### TEXT BLOCK
+ + +
"Let the Man Eat!"

"Crater on the Moon -- Story of a Space Marine"

Donna Barr
First, my credentials for reviewing this mini-comic: I am a huge fan of Dumb.

Southpark kills me like Kenny. I will take out stupid DVD's from the library just to open the end credits to see Bad Robot. I have the first two issues (were there ever more, I hope to God not?) of War Sluts, which may be arguably the worst comic book ever printed, not to say committed (as in crime) to paper.

And I read them.

There is Dumb, and there is Good Dumb. Crater On The Moon, published by Keith Curtis's Cyclops Unlimited, is Very Good Dumb.

Southpark is Good Dumb. War Sluts edges into Good Dumb when its writer allows a tongue-in-cheek hint that he knows how Dumb his stuff is (then again, that guy sells those World War Two catalogs that at one time featured the green concentration camp soap -- pocketed by pilfering GI's --for $6.00 a bar - not exactly value-added product). Hey Mister would like to pass as Dumb, but it's not dumb.

Crater On The Moon is so dumb. It's black-and-white fumetti - photos of the publisher and his friends, with word balloons. It has green-toned monsters on the cover, hybrid creatures with the wings and toothy faces of barely-developed dinosaur-birds, and the breasts and butts of some pretty sexy women (who posed for those? The publisher's girlfriend? Telephotos shots on a nude beach? Should Playboy's lawyers be checking out Fair Use guidelines?).

They're called space harpies. They're mostly in there as an excuse for an all-guy cast to aim big cylindrical weapons at naked booty.

Flip open these slick and well-produced little booklets ("Nice production values") and you'll run into names like Athena, Jason and Idemen. I thought this space opera was just following astronomy's and the space program's liking for Greco/Roman religions, until I ran into the Clashing Rocks.

Yes, warned readers, Crater On The Moon is another version of The Argosy. Conscious reference? It's as dumb as that creepy old men's magazine we used to sneak out of our dads' closets, but it's saved by its own goofball self-mockery, almost to the point of Cool (self-conscious Cool? Some Hipsters heads may explode). There's even a line involving pudding, which, if you're a Goon Show or Spike Milligan fan will put you in the right frame of mind.
+ + +
### EXERCISE
Please copy out, word for word, the passage of the comic review that opens with the words containing "Southpark is Good" and closes with "Fair Use guidelines?).".

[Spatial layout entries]
+ + +
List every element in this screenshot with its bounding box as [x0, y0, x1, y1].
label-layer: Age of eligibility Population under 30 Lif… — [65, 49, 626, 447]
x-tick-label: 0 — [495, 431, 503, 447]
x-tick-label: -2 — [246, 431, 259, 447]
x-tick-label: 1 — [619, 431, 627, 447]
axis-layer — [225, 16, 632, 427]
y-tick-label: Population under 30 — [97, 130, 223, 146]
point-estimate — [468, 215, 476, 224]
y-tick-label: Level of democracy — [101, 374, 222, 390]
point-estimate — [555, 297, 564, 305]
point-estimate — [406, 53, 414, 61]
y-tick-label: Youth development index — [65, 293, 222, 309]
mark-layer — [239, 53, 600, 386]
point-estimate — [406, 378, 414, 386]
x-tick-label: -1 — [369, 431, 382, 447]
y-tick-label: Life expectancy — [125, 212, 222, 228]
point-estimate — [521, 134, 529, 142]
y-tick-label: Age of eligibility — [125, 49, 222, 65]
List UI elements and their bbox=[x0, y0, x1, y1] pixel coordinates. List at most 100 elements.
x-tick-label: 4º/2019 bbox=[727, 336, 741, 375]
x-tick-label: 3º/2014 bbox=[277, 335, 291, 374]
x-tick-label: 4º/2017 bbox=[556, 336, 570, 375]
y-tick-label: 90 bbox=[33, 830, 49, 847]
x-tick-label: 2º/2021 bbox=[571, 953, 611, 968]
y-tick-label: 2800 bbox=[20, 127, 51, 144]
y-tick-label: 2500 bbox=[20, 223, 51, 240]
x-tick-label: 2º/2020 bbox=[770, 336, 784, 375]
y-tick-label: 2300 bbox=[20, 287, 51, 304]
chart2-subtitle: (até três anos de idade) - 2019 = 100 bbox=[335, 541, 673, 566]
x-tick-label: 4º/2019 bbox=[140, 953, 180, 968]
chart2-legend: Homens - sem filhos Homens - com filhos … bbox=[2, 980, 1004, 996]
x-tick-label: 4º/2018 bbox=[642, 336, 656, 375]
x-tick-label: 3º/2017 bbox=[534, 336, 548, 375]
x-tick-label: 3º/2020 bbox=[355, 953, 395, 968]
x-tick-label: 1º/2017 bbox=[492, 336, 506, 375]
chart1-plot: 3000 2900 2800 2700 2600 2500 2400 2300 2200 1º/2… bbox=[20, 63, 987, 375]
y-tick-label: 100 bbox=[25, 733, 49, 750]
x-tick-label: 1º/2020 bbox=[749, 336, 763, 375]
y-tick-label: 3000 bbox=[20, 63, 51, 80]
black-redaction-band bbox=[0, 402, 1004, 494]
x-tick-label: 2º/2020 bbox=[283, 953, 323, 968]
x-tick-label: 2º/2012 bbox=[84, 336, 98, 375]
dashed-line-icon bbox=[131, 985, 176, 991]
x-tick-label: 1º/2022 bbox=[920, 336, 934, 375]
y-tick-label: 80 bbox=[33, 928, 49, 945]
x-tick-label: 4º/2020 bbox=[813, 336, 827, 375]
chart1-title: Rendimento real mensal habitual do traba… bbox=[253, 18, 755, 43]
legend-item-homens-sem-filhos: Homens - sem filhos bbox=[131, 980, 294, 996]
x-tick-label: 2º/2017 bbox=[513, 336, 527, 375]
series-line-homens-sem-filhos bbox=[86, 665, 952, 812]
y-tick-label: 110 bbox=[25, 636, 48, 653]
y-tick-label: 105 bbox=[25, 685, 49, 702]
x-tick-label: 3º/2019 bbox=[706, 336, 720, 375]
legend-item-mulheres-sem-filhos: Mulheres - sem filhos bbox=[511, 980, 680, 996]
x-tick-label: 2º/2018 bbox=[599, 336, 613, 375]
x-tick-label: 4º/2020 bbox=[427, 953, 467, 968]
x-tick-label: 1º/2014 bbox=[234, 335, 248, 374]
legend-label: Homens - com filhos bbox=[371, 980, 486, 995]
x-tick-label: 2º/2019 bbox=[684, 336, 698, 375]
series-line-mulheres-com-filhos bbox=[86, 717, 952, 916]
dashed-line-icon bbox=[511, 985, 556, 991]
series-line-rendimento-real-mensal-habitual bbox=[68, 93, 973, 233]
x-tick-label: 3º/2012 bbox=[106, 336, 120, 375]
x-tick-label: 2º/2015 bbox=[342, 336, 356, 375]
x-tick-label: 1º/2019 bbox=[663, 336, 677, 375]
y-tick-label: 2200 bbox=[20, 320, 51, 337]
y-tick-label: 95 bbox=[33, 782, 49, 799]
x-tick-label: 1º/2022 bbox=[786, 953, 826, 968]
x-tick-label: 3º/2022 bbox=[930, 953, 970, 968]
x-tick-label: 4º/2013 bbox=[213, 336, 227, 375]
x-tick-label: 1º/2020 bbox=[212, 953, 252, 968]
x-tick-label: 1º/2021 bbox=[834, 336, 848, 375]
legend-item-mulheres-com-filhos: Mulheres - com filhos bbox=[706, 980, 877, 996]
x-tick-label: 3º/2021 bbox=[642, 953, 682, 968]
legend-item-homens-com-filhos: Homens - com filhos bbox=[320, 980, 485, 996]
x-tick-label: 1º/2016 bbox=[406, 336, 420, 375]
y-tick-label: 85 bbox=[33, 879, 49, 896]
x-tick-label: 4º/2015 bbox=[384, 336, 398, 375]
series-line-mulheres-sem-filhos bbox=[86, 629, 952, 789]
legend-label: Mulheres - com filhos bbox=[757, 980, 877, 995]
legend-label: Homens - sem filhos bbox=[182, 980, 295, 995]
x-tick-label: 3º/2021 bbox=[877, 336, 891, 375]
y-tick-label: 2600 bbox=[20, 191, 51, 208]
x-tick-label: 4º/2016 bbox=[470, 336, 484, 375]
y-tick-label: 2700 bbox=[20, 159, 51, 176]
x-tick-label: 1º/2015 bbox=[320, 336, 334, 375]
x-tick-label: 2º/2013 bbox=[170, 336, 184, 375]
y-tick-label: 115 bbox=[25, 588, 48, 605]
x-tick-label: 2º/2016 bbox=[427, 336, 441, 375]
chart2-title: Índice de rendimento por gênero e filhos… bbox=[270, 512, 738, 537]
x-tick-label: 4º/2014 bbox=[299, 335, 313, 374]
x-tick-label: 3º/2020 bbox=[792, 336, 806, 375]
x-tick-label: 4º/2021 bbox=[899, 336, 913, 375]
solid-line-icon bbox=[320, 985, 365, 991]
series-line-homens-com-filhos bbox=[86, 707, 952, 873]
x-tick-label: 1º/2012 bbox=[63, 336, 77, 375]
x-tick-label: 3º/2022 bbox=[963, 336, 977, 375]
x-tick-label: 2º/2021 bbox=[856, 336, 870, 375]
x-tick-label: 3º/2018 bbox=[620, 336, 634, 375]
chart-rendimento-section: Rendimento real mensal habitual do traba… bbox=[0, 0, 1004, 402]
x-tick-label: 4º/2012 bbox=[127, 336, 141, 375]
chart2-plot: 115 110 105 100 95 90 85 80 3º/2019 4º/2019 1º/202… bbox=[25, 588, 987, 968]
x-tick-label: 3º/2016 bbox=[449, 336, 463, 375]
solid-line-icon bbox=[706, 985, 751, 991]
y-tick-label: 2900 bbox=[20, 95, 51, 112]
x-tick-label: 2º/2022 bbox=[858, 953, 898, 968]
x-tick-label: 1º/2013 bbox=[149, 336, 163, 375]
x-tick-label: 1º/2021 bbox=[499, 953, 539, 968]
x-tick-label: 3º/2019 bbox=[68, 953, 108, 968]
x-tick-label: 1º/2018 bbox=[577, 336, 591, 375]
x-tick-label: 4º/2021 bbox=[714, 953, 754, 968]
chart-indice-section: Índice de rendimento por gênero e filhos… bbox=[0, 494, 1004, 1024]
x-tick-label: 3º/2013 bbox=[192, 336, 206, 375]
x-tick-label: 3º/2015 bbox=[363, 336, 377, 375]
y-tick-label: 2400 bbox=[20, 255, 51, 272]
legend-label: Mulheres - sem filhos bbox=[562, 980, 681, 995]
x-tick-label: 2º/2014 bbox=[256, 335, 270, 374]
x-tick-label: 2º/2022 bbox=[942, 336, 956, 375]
+ + +
### THE RESPONSE
Southpark is Good Dumb. War Sluts edges into Good Dumb when its writer allows a tongue-in-cheek hint that he knows how Dumb his stuff is (then again, that guy sells those World War Two catalogs that at one time featured the green concentration camp soap -- pocketed by pilfering GI's --for $6.00 a bar - not exactly value-added product). Hey Mister would like to pass as Dumb, but it's not dumb.

Crater On The Moon is so dumb. It's black-and-white fumetti - photos of the publisher and his friends, with word balloons. It has green-toned monsters on the cover, hybrid creatures with the wings and toothy faces of barely-developed dinosaur-birds, and the breasts and butts of some pretty sexy women (who posed for those? The publisher's girlfriend? Telephotos shots on a nude beach? Should Playboy's lawyers be checking out Fair Use guidelines?).